- ENTRIES PROVIDED -
☆ ☆ ☆ ☆
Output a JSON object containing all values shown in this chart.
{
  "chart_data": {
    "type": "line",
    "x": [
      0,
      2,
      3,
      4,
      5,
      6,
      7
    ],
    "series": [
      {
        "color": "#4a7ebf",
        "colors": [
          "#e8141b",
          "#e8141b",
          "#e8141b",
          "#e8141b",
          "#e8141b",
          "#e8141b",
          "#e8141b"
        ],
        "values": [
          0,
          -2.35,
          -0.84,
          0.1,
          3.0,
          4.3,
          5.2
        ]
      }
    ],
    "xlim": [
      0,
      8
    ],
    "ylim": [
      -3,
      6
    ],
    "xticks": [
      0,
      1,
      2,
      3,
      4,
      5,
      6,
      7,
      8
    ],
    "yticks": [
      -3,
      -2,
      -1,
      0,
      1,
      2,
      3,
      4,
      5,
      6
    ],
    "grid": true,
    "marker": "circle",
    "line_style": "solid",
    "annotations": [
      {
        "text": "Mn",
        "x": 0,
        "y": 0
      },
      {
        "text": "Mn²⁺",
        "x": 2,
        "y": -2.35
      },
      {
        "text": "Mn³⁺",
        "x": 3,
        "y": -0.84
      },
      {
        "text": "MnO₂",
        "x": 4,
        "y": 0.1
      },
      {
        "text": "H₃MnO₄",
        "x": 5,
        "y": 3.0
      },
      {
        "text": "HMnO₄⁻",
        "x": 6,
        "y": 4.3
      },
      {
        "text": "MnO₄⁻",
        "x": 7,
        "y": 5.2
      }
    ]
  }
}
☆ ☆ ☆ ☆
Lines containing the word "values" must all be returned from the material above.

- ANSWER BELOW -
Output a JSON object containing all values shown in this chart.
        "values": [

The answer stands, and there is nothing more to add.